[Dataset records on visual material]

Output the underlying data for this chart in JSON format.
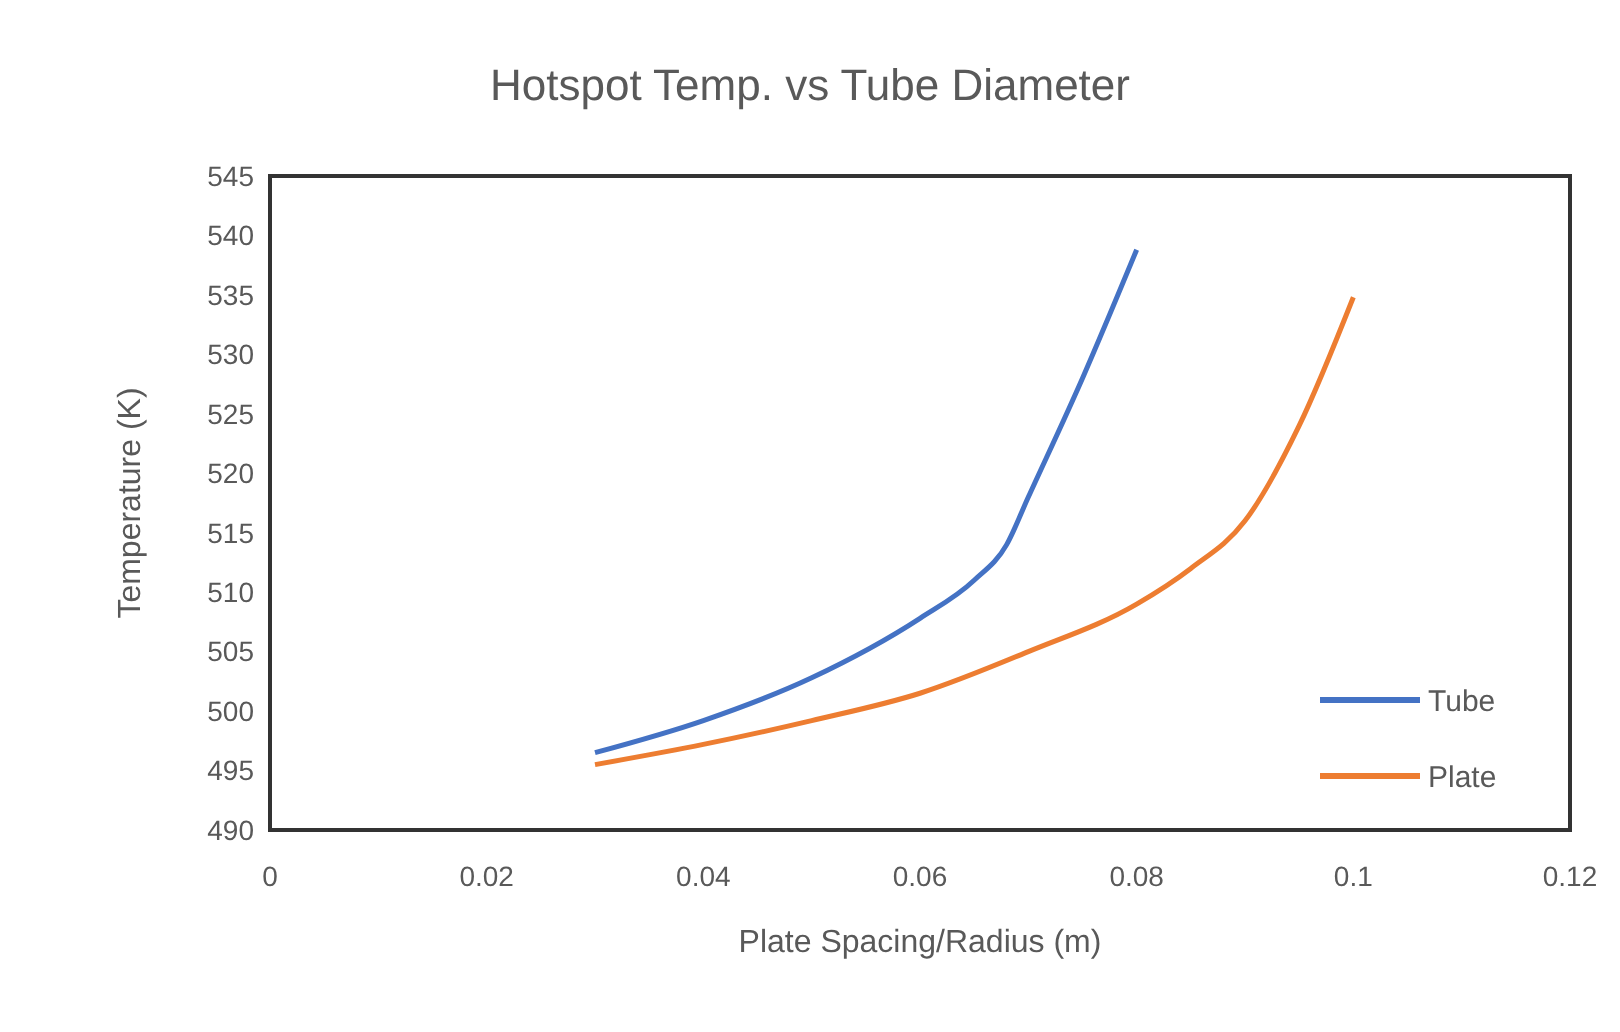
{
  "chart_data": {
    "type": "line",
    "title": "Hotspot Temp. vs Tube Diameter",
    "xlabel": "Plate Spacing/Radius (m)",
    "ylabel": "Temperature (K)",
    "xlim": [
      0,
      0.12
    ],
    "xticks": [
      0,
      0.02,
      0.04,
      0.06,
      0.08,
      0.1,
      0.12
    ],
    "ylim": [
      490,
      545
    ],
    "yticks": [
      490,
      495,
      500,
      505,
      510,
      515,
      520,
      525,
      530,
      535,
      540,
      545
    ],
    "grid": false,
    "legend": "bottom right",
    "marker": "none",
    "line_style": "solid",
    "series": [
      {
        "name": "Tube",
        "color": "#4472c4",
        "x": [
          0.03,
          0.04,
          0.05,
          0.06,
          0.065,
          0.068,
          0.07,
          0.075,
          0.08
        ],
        "values": [
          496.5,
          499.2,
          502.8,
          507.8,
          511,
          514,
          518,
          528,
          538.8
        ]
      },
      {
        "name": "Plate",
        "color": "#ed7d31",
        "x": [
          0.03,
          0.04,
          0.05,
          0.06,
          0.07,
          0.08,
          0.085,
          0.09,
          0.095,
          0.1
        ],
        "values": [
          495.5,
          497.2,
          499.2,
          501.5,
          505,
          509,
          512,
          516,
          524,
          534.8
        ]
      }
    ]
  }
}
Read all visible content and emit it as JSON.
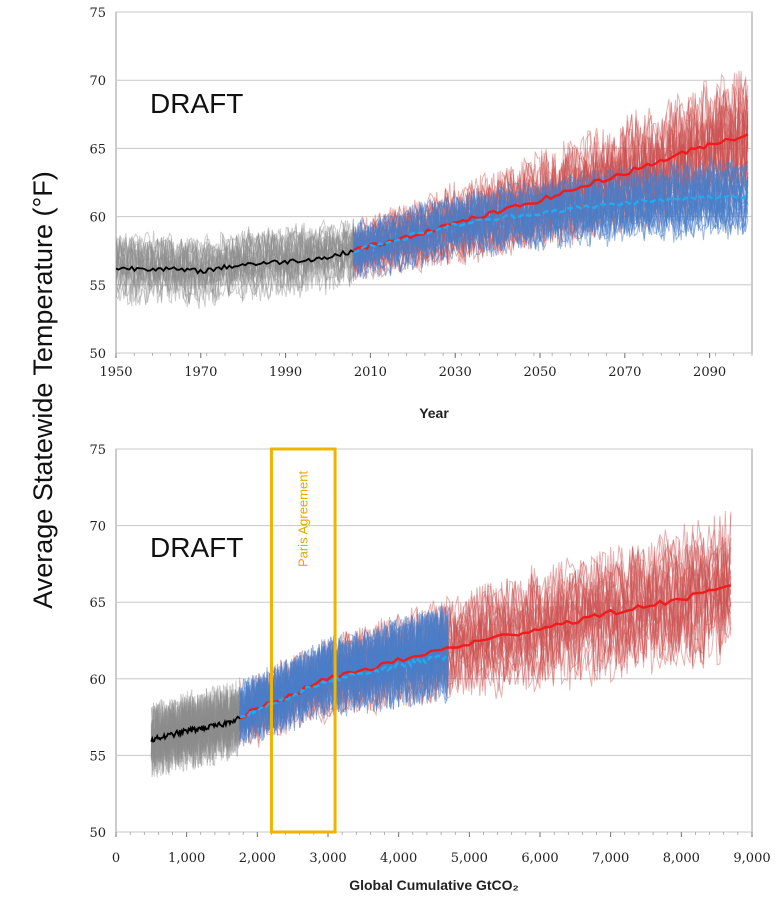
{
  "ylabel": "Average Statewide Temperature (°F)",
  "colors": {
    "historical": "#8c8c8c",
    "historical_mean": "#000000",
    "rcp_high": "#cc5050",
    "rcp_high_mean": "#ee1c1c",
    "rcp_low": "#4a7ec8",
    "rcp_low_mean": "#22aaee",
    "paris": "#f0b400",
    "grid": "#c8c8c8"
  },
  "chart_data": [
    {
      "type": "line",
      "annotation": "DRAFT",
      "xlabel": "Year",
      "xlim": [
        1950,
        2100
      ],
      "ylim": [
        50,
        75
      ],
      "xticks": [
        "1950",
        "1970",
        "1990",
        "2010",
        "2030",
        "2050",
        "2070",
        "2090"
      ],
      "yticks": [
        "50",
        "55",
        "60",
        "65",
        "70",
        "75"
      ],
      "grid": true,
      "series": [
        {
          "role": "historical-ensemble-mean",
          "x": [
            1950,
            1960,
            1970,
            1980,
            1990,
            2000,
            2006
          ],
          "y": [
            56.2,
            56.2,
            56.0,
            56.5,
            56.7,
            57.0,
            57.5
          ]
        },
        {
          "role": "high-emissions-ensemble-mean",
          "x": [
            2006,
            2030,
            2050,
            2070,
            2090,
            2099
          ],
          "y": [
            57.5,
            59.5,
            61.2,
            63.2,
            65.3,
            66.0
          ]
        },
        {
          "role": "low-emissions-ensemble-mean",
          "x": [
            2006,
            2030,
            2050,
            2070,
            2090,
            2099
          ],
          "y": [
            57.5,
            59.4,
            60.3,
            61.0,
            61.4,
            61.5
          ]
        }
      ]
    },
    {
      "type": "line",
      "annotation": "DRAFT",
      "xlabel": "Global Cumulative GtCO₂",
      "xlim": [
        0,
        9000
      ],
      "ylim": [
        50,
        75
      ],
      "xticks": [
        "0",
        "1,000",
        "2,000",
        "3,000",
        "4,000",
        "5,000",
        "6,000",
        "7,000",
        "8,000",
        "9,000"
      ],
      "yticks": [
        "50",
        "55",
        "60",
        "65",
        "70",
        "75"
      ],
      "grid": true,
      "band": {
        "label": "Paris Agreement",
        "x": [
          2200,
          3100
        ]
      },
      "series": [
        {
          "role": "historical-ensemble-mean",
          "x": [
            500,
            1000,
            1500,
            1750
          ],
          "y": [
            56.0,
            56.6,
            57.0,
            57.5
          ]
        },
        {
          "role": "high-emissions-ensemble-mean",
          "x": [
            1750,
            3000,
            4700,
            6000,
            7000,
            8000,
            8700
          ],
          "y": [
            57.5,
            60.0,
            62.0,
            63.3,
            64.3,
            65.2,
            66.0
          ]
        },
        {
          "role": "low-emissions-ensemble-mean",
          "x": [
            1750,
            3000,
            4700
          ],
          "y": [
            57.5,
            59.9,
            61.5
          ]
        }
      ]
    }
  ]
}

[Directive] Go through the listing above and return every line where the word "ylabel" occurs.

[Solution to the exercise]
    "ylabel": "Temperature (K)",
  "ylabel": "Average Statewide Temperature (°F)",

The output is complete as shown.